家庭外にも役立つものがあります。それらを賢く活用すれば,家族は強められます。

  • 教会や地域社会で奉仕するように,子供を励ましましょう。

  • 子供の問題や必要について,子供の教師,コーチ,カウンセラー,アドバイザー,教会の指導者と話し合いましょう。

  • 子供たちが余暇にしていることを知っておきましょう。映画やテレビ番組,ビデオの選択に口を挟んでください。もしインターネットを使っていれば,何をしているのか尋ねましょう。健全な娯楽の大切さが理解できるように助けてください。

  • 学校の有意義な活動を奨励しましょう。子供たちが何を学んでいるのか知ってください。宿題を助けてください。子供たちに教育の大切さ,および職業と自立に備えることの大切さを理解させてください。

  • 若い女性は18歳になったら扶助協会に出席しましょう。中には,気が進まない人もいるかもしれません。溶け込めないのではないかと不安になるかもしれません。若い姉妹の皆さん,そんなことはありません。扶助協会の中には皆さんのために備えられていることがたくさんあります。生涯を通じて,皆さんに祝福を与えるでしょう。

  • 若い男性はアロン神権を尊びましょう。それは備えの神権であり,メルキゼデク神権に皆さんを備えるものです。そしてメルキゼデク神権に聖任されたら,長老定員会で活発に活動してください。兄弟愛や定員会のレッスン,奉仕する機会は,生涯にわたって皆さんと家族に祝福を与えるでしょう。

主の愛の模範に従う

主の御霊みたまが家庭にもたらされ,わたしたちが主の模範によって教えるなら,どの家庭も何らかの方法で強められます。

_問題_: 提示文によれば若い男性はなぜアロン神権を尊ぶべきなのか、1〜3文で説明してください。 提示文だけを根拠にしてください。

文書構造認識データ:

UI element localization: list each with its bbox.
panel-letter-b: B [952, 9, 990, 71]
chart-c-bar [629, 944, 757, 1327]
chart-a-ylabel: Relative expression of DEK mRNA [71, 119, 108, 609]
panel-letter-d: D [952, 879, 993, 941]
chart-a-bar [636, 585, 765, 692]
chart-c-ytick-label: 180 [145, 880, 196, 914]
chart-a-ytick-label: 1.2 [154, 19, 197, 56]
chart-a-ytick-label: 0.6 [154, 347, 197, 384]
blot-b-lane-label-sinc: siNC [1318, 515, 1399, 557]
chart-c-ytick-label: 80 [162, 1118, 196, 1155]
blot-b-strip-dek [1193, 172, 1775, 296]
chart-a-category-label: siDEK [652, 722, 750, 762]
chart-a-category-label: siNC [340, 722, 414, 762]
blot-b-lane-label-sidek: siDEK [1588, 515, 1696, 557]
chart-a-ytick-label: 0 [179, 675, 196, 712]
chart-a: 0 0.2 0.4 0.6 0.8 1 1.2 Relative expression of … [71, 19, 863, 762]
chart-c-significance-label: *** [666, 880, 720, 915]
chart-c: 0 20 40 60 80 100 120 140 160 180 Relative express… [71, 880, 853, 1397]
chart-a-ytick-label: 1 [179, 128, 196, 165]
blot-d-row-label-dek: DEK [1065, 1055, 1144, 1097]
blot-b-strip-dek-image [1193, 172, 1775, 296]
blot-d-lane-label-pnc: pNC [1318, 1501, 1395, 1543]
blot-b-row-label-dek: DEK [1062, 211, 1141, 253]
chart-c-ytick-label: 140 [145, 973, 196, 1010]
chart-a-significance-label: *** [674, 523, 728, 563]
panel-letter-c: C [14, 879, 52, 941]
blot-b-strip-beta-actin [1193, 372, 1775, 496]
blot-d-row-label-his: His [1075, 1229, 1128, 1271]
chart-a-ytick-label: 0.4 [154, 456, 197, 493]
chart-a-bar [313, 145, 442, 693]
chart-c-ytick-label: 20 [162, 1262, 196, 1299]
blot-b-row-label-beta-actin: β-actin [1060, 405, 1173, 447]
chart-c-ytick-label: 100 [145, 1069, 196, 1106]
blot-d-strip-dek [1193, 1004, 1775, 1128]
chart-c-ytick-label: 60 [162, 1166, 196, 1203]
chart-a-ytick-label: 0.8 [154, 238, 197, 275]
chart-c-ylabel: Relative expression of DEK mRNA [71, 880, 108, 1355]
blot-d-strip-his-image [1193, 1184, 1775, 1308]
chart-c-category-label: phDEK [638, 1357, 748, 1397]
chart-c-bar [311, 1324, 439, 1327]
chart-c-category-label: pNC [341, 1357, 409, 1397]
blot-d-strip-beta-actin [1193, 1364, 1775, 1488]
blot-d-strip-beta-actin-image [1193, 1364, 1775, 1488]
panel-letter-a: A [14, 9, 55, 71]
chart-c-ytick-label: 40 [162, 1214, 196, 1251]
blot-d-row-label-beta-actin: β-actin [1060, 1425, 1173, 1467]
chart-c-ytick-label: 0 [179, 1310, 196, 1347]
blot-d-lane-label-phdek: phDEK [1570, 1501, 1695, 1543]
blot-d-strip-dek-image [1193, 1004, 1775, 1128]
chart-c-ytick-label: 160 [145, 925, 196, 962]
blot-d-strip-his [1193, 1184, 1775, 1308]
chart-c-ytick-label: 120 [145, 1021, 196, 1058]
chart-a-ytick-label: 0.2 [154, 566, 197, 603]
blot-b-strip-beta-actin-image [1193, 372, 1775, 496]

_解答_: アロン神権は備えの神権であり、若い男性をメルキゼデク神権に備えるものだからです。